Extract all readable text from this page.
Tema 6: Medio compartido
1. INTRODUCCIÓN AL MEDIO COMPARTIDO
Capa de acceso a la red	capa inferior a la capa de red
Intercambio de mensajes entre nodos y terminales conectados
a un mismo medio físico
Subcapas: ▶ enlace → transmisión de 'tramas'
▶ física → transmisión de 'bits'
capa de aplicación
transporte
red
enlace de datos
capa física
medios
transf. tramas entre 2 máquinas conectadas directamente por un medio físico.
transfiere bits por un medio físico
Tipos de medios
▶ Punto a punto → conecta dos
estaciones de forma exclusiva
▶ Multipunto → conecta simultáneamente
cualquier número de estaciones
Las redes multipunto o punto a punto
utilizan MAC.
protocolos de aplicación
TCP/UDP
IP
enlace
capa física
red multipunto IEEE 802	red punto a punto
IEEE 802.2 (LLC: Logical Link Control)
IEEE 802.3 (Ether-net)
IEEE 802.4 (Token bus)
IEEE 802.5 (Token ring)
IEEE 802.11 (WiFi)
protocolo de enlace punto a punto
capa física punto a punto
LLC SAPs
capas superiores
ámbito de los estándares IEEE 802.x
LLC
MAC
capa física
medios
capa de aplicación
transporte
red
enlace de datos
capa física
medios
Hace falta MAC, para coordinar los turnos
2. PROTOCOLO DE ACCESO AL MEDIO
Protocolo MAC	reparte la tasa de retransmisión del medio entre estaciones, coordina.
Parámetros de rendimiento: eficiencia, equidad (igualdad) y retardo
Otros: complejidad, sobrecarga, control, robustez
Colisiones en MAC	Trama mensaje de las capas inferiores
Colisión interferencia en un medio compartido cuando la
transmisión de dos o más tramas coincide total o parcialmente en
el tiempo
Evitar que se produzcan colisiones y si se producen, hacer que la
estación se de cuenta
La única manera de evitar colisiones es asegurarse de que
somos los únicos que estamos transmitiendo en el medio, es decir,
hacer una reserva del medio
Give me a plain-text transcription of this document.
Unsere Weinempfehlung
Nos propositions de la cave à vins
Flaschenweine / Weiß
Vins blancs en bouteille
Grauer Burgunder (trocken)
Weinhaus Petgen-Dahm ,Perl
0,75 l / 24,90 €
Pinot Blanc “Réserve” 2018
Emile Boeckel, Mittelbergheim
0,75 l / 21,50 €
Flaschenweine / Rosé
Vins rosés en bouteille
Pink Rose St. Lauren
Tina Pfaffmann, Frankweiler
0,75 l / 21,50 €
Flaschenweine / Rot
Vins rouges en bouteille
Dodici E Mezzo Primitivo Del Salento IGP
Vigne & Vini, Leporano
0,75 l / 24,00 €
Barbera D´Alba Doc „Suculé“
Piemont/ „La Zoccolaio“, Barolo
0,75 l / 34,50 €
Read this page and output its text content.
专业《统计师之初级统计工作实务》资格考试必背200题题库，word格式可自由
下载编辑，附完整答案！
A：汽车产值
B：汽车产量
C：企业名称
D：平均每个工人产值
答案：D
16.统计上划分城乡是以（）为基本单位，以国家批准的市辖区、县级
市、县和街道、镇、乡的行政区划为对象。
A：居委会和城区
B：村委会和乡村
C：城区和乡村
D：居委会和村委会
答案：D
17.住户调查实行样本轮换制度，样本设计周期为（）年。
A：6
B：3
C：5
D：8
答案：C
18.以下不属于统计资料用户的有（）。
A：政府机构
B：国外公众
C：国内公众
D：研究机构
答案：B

### Exercise directions:
Each line that holds the word "this" should be extracted from the records.

### Output:
Extract all readable text from this page.
Give me a plain-text transcription of this document.
Read this page and output its text content.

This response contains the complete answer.